EXERCISE OBJECTIVE: Every record must be written out once more, with nothing added or omitted.

[Dataset excerpts]
□ □ □ □ □

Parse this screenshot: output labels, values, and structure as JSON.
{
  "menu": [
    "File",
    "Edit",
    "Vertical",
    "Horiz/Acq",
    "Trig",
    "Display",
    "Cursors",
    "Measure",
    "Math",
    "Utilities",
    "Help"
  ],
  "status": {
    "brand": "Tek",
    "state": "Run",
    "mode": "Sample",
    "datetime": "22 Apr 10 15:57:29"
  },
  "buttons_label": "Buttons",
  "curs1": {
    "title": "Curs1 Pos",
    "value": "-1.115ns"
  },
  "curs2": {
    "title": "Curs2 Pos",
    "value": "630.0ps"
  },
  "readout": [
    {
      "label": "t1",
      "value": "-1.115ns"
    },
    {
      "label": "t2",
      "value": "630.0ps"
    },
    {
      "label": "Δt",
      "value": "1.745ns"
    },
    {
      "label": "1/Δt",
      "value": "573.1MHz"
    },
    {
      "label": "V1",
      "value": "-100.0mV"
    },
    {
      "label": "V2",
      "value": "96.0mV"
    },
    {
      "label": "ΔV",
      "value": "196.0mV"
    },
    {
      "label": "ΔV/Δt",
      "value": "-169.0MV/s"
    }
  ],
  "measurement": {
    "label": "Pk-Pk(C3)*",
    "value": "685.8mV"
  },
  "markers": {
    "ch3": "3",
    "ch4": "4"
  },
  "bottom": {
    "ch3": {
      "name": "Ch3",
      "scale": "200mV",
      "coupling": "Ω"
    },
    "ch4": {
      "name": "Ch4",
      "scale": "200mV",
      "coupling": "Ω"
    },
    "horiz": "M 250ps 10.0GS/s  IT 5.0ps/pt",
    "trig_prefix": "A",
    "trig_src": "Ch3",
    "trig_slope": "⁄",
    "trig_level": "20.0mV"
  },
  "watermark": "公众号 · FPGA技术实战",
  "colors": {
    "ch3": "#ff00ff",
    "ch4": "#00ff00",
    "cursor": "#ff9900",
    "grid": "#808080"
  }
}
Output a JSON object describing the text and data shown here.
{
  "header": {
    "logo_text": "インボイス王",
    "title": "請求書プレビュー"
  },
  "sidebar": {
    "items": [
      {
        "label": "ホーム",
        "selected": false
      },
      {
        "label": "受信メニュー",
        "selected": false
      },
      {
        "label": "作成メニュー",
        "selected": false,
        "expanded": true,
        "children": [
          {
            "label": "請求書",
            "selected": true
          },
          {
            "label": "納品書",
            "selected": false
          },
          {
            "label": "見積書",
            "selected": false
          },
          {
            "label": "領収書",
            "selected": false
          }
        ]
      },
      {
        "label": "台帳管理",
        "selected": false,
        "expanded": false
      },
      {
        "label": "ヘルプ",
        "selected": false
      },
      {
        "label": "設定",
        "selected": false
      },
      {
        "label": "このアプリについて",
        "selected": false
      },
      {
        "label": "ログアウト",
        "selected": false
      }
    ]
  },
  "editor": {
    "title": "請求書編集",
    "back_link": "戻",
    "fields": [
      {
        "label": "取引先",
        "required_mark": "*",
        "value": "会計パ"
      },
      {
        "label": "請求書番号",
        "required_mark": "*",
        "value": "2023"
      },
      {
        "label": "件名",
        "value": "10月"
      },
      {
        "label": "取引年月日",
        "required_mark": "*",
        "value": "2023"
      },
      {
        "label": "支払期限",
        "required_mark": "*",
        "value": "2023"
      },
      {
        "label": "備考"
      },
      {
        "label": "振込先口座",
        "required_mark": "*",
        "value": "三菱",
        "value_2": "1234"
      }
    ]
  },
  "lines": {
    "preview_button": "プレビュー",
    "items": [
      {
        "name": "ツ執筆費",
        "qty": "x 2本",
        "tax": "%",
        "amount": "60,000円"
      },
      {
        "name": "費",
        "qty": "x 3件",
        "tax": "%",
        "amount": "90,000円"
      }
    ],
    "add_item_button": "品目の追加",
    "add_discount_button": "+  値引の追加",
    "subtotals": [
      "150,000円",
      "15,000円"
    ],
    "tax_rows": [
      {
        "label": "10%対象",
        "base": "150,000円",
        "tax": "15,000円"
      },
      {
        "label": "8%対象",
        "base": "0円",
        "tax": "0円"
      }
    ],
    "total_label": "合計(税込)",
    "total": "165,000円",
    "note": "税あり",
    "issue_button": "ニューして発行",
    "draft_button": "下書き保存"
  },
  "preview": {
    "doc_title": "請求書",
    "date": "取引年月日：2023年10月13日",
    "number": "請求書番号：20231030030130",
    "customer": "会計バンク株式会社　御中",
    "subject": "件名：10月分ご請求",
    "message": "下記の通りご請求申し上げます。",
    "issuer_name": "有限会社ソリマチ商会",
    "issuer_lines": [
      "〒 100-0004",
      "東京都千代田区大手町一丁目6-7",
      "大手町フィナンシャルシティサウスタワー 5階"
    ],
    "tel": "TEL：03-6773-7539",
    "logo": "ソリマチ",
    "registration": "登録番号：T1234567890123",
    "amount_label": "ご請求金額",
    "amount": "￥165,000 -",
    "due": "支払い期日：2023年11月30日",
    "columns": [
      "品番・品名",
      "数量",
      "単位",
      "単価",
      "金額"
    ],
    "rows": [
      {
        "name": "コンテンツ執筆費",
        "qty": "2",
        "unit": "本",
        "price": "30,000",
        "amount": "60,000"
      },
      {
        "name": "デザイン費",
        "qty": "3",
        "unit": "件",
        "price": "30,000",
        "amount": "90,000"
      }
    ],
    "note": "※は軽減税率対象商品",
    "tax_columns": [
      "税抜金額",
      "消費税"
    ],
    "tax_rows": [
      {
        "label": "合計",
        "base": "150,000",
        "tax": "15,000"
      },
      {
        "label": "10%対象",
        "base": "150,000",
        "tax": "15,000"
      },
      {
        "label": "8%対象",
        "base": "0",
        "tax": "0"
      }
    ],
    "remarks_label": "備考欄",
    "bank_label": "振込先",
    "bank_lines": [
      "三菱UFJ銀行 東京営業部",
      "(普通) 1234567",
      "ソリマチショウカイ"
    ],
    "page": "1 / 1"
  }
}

□ □ □ □ □

OUTPUT BELOW:
Parse this screenshot: output labels, values, and structure as JSON.
{
  "menu": [
    "File",
    "Edit",
    "Vertical",
    "Horiz/Acq",
    "Trig",
    "Display",
    "Cursors",
    "Measure",
    "Math",
    "Utilities",
    "Help"
  ],
  "status": {
    "brand": "Tek",
    "state": "Run",
    "mode": "Sample",
    "datetime": "22 Apr 10 15:57:29"
  },
  "buttons_label": "Buttons",
  "curs1": {
    "title": "Curs1 Pos",
    "value": "-1.115ns"
  },
  "curs2": {
    "title": "Curs2 Pos",
    "value": "630.0ps"
  },
  "readout": [
    {
      "label": "t1",
      "value": "-1.115ns"
    },
    {
      "label": "t2",
      "value": "630.0ps"
    },
    {
      "label": "Δt",
      "value": "1.745ns"
    },
    {
      "label": "1/Δt",
      "value": "573.1MHz"
    },
    {
      "label": "V1",
      "value": "-100.0mV"
    },
    {
      "label": "V2",
      "value": "96.0mV"
    },
    {
      "label": "ΔV",
      "value": "196.0mV"
    },
    {
      "label": "ΔV/Δt",
      "value": "-169.0MV/s"
    }
  ],
  "measurement": {
    "label": "Pk-Pk(C3)*",
    "value": "685.8mV"
  },
  "markers": {
    "ch3": "3",
    "ch4": "4"
  },
  "bottom": {
    "ch3": {
      "name": "Ch3",
      "scale": "200mV",
      "coupling": "Ω"
    },
    "ch4": {
      "name": "Ch4",
      "scale": "200mV",
      "coupling": "Ω"
    },
    "horiz": "M 250ps 10.0GS/s  IT 5.0ps/pt",
    "trig_prefix": "A",
    "trig_src": "Ch3",
    "trig_slope": "⁄",
    "trig_level": "20.0mV"
  },
  "watermark": "公众号 · FPGA技术实战",
  "colors": {
    "ch3": "#ff00ff",
    "ch4": "#00ff00",
    "cursor": "#ff9900",
    "grid": "#808080"
  }
}
Output a JSON object describing the text and data shown here.
{
  "header": {
    "logo_text": "インボイス王",
    "title": "請求書プレビュー"
  },
  "sidebar": {
    "items": [
      {
        "label": "ホーム",
        "selected": false
      },
      {
        "label": "受信メニュー",
        "selected": false
      },
      {
        "label": "作成メニュー",
        "selected": false,
        "expanded": true,
        "children": [
          {
            "label": "請求書",
            "selected": true
          },
          {
            "label": "納品書",
            "selected": false
          },
          {
            "label": "見積書",
            "selected": false
          },
          {
            "label": "領収書",
            "selected": false
          }
        ]
      },
      {
        "label": "台帳管理",
        "selected": false,
        "expanded": false
      },
      {
        "label": "ヘルプ",
        "selected": false
      },
      {
        "label": "設定",
        "selected": false
      },
      {
        "label": "このアプリについて",
        "selected": false
      },
      {
        "label": "ログアウト",
        "selected": false
      }
    ]
  },
  "editor": {
    "title": "請求書編集",
    "back_link": "戻",
    "fields": [
      {
        "label": "取引先",
        "required_mark": "*",
        "value": "会計パ"
      },
      {
        "label": "請求書番号",
        "required_mark": "*",
        "value": "2023"
      },
      {
        "label": "件名",
        "value": "10月"
      },
      {
        "label": "取引年月日",
        "required_mark": "*",
        "value": "2023"
      },
      {
        "label": "支払期限",
        "required_mark": "*",
        "value": "2023"
      },
      {
        "label": "備考"
      },
      {
        "label": "振込先口座",
        "required_mark": "*",
        "value": "三菱",
        "value_2": "1234"
      }
    ]
  },
  "lines": {
    "preview_button": "プレビュー",
    "items": [
      {
        "name": "ツ執筆費",
        "qty": "x 2本",
        "tax": "%",
        "amount": "60,000円"
      },
      {
        "name": "費",
        "qty": "x 3件",
        "tax": "%",
        "amount": "90,000円"
      }
    ],
    "add_item_button": "品目の追加",
    "add_discount_button": "+  値引の追加",
    "subtotals": [
      "150,000円",
      "15,000円"
    ],
    "tax_rows": [
      {
        "label": "10%対象",
        "base": "150,000円",
        "tax": "15,000円"
      },
      {
        "label": "8%対象",
        "base": "0円",
        "tax": "0円"
      }
    ],
    "total_label": "合計(税込)",
    "total": "165,000円",
    "note": "税あり",
    "issue_button": "ニューして発行",
    "draft_button": "下書き保存"
  },
  "preview": {
    "doc_title": "請求書",
    "date": "取引年月日：2023年10月13日",
    "number": "請求書番号：20231030030130",
    "customer": "会計バンク株式会社　御中",
    "subject": "件名：10月分ご請求",
    "message": "下記の通りご請求申し上げます。",
    "issuer_name": "有限会社ソリマチ商会",
    "issuer_lines": [
      "〒 100-0004",
      "東京都千代田区大手町一丁目6-7",
      "大手町フィナンシャルシティサウスタワー 5階"
    ],
    "tel": "TEL：03-6773-7539",
    "logo": "ソリマチ",
    "registration": "登録番号：T1234567890123",
    "amount_label": "ご請求金額",
    "amount": "￥165,000 -",
    "due": "支払い期日：2023年11月30日",
    "columns": [
      "品番・品名",
      "数量",
      "単位",
      "単価",
      "金額"
    ],
    "rows": [
      {
        "name": "コンテンツ執筆費",
        "qty": "2",
        "unit": "本",
        "price": "30,000",
        "amount": "60,000"
      },
      {
        "name": "デザイン費",
        "qty": "3",
        "unit": "件",
        "price": "30,000",
        "amount": "90,000"
      }
    ],
    "note": "※は軽減税率対象商品",
    "tax_columns": [
      "税抜金額",
      "消費税"
    ],
    "tax_rows": [
      {
        "label": "合計",
        "base": "150,000",
        "tax": "15,000"
      },
      {
        "label": "10%対象",
        "base": "150,000",
        "tax": "15,000"
      },
      {
        "label": "8%対象",
        "base": "0",
        "tax": "0"
      }
    ],
    "remarks_label": "備考欄",
    "bank_label": "振込先",
    "bank_lines": [
      "三菱UFJ銀行 東京営業部",
      "(普通) 1234567",
      "ソリマチショウカイ"
    ],
    "page": "1 / 1"
  }
}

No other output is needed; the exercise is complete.